-- begin --

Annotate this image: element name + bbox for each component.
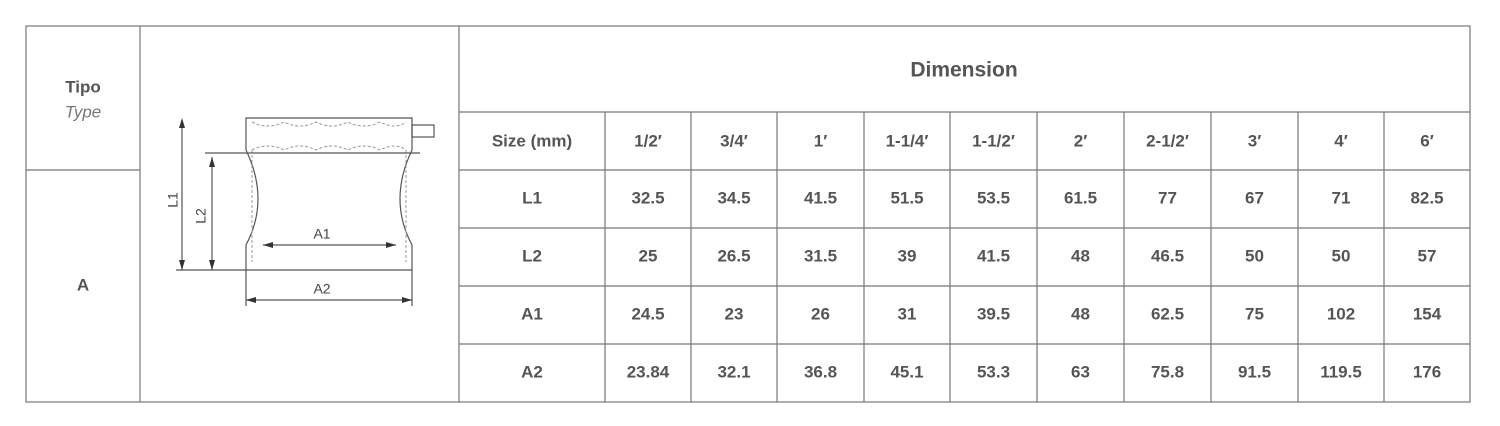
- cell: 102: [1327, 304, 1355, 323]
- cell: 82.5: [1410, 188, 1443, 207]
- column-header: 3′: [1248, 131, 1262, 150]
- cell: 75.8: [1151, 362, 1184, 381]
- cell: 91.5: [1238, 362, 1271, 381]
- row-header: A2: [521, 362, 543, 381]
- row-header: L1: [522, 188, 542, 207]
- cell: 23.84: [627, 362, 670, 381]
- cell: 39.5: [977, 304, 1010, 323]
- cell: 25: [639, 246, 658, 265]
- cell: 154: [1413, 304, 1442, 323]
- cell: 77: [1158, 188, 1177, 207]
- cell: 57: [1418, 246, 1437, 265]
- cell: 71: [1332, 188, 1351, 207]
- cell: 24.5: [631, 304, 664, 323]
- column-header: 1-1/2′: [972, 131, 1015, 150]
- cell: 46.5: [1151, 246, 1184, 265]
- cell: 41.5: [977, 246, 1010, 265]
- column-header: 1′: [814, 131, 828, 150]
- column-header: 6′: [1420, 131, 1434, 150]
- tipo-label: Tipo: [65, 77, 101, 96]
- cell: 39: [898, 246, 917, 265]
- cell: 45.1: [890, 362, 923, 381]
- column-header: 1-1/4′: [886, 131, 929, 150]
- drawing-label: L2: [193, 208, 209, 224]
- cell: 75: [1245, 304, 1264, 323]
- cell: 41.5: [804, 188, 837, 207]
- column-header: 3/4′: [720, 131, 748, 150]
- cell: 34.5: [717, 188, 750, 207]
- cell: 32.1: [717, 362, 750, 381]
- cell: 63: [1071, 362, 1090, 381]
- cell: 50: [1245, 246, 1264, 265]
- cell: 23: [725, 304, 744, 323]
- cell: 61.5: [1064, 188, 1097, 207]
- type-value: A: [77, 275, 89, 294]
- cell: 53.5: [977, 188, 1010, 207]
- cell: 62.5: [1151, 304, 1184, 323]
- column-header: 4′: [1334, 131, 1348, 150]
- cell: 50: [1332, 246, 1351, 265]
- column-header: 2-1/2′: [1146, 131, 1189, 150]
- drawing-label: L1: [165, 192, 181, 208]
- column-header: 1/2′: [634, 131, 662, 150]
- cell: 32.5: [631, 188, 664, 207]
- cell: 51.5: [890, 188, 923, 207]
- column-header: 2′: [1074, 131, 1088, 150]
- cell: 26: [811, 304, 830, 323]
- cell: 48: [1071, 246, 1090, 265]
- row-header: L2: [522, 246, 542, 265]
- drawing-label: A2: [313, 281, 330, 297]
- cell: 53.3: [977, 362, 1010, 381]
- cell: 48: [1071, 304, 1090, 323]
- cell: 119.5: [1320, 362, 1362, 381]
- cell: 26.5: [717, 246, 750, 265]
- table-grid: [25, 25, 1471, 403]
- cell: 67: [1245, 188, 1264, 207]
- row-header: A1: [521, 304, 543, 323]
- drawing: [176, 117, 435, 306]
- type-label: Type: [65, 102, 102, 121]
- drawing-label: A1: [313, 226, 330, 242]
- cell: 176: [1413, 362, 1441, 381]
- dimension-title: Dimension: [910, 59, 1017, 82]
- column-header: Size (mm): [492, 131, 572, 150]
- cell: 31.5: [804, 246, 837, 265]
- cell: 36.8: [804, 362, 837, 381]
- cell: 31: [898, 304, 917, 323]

-- end --

Copy the lines of the records from the line with "- cell: 102: [1327, 304, 1355, 323]" to the line with "- cell: 23.84: [627, 362, 670, 381]", swapping "row-header" for "row-label" and keeping everything else the same.

Final result:
- cell: 102: [1327, 304, 1355, 323]
- cell: 82.5: [1410, 188, 1443, 207]
- column-header: 3′: [1248, 131, 1262, 150]
- cell: 75.8: [1151, 362, 1184, 381]
- cell: 91.5: [1238, 362, 1271, 381]
- row-label: A2: [521, 362, 543, 381]
- row-label: L1: [522, 188, 542, 207]
- cell: 23.84: [627, 362, 670, 381]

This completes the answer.